▶ [WHAT YOU ARE ASKED TO DO] Your task is to gather the lines below that hold the string "dāng".

+ + + + +

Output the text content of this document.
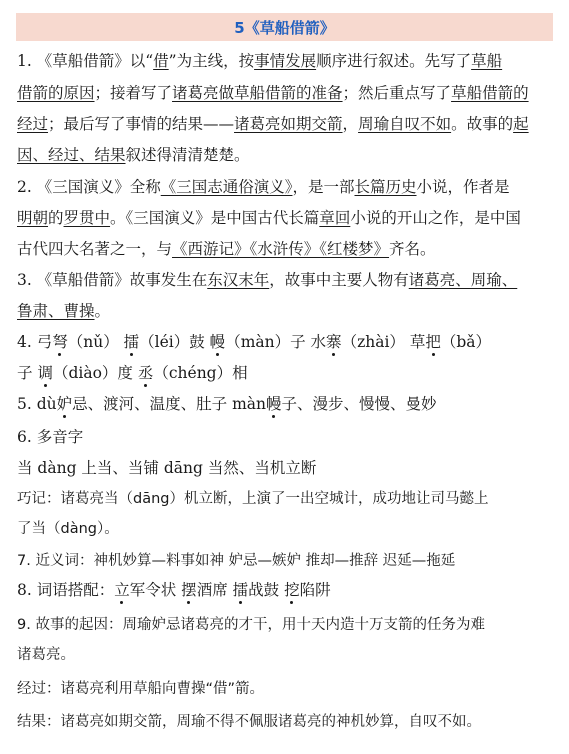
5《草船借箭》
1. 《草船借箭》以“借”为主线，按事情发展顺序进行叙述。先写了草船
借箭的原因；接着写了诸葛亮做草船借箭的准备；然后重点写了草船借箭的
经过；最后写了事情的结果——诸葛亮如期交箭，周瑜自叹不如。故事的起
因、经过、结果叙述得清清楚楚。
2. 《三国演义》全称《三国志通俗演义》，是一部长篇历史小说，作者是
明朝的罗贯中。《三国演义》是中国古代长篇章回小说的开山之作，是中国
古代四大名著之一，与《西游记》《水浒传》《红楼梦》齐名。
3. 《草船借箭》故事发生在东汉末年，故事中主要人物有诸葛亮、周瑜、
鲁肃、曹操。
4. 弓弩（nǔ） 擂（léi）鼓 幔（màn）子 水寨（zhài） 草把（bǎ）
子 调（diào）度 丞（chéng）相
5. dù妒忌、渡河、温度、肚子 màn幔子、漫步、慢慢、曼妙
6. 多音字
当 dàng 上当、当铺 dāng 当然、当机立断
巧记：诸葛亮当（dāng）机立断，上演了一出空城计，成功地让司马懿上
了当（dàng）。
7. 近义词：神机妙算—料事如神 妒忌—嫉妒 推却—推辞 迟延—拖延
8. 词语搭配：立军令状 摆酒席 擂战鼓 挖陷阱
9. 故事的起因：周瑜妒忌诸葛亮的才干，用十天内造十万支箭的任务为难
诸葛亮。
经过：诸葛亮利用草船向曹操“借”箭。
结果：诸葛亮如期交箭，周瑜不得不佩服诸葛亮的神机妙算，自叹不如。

+ + + + +

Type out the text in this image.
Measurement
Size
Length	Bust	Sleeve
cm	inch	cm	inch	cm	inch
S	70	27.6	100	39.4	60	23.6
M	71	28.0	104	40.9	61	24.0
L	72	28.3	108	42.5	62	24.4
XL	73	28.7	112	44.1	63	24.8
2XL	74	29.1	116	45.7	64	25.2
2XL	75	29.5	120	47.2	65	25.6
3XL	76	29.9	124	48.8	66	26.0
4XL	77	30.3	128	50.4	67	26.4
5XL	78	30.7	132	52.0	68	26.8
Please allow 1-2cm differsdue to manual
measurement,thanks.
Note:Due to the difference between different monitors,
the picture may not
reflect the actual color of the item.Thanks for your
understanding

+ + + + +

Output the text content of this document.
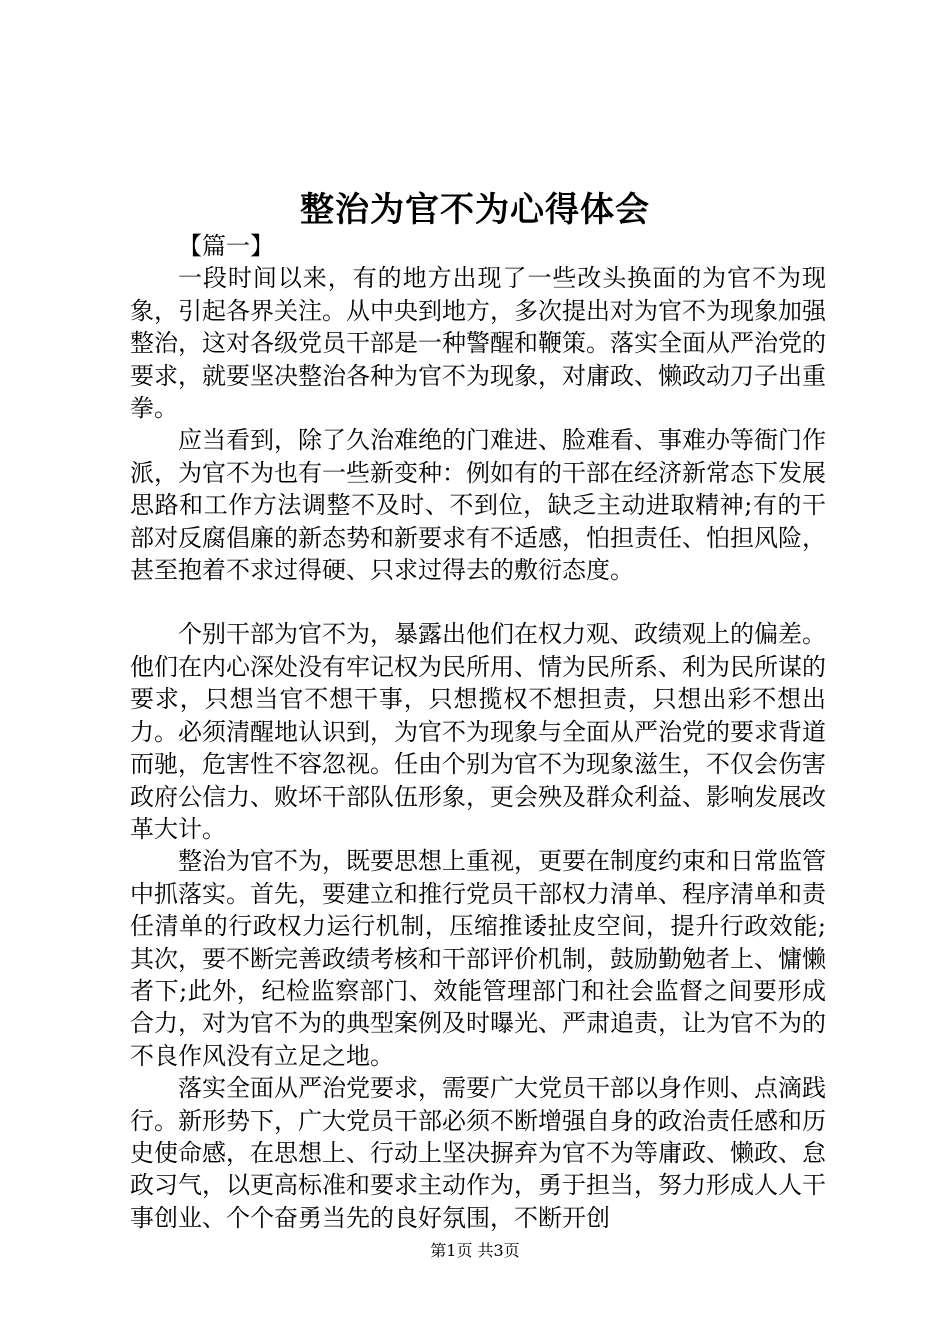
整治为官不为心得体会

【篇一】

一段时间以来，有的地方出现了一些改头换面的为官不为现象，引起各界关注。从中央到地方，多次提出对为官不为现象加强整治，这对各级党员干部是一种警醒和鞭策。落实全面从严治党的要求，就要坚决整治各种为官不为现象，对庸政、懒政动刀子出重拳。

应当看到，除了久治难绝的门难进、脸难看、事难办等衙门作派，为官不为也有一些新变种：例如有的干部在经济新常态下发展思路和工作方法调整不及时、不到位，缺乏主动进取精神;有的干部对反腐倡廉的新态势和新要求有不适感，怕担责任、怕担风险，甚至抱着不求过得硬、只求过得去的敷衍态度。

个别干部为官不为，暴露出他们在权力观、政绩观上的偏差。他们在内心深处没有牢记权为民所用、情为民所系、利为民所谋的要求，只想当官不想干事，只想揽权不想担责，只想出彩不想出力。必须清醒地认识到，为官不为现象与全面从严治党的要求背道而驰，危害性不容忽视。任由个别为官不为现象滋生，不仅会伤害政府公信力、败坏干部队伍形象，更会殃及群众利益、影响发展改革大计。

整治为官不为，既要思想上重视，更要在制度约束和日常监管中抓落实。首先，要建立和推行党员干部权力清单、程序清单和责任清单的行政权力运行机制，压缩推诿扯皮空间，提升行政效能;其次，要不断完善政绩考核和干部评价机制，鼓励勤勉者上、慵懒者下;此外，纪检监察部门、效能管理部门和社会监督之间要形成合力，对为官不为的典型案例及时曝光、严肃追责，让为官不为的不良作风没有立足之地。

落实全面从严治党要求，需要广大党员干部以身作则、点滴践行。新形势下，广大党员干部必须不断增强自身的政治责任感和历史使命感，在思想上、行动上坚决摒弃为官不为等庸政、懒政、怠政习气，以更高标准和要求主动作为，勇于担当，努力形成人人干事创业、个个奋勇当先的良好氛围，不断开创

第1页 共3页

+ + + + +

▶ [COMPLETE OUTPUT]
当 dàng 上当、当铺 dāng 当然、当机立断
巧记：诸葛亮当（dāng）机立断，上演了一出空城计，成功地让司马懿上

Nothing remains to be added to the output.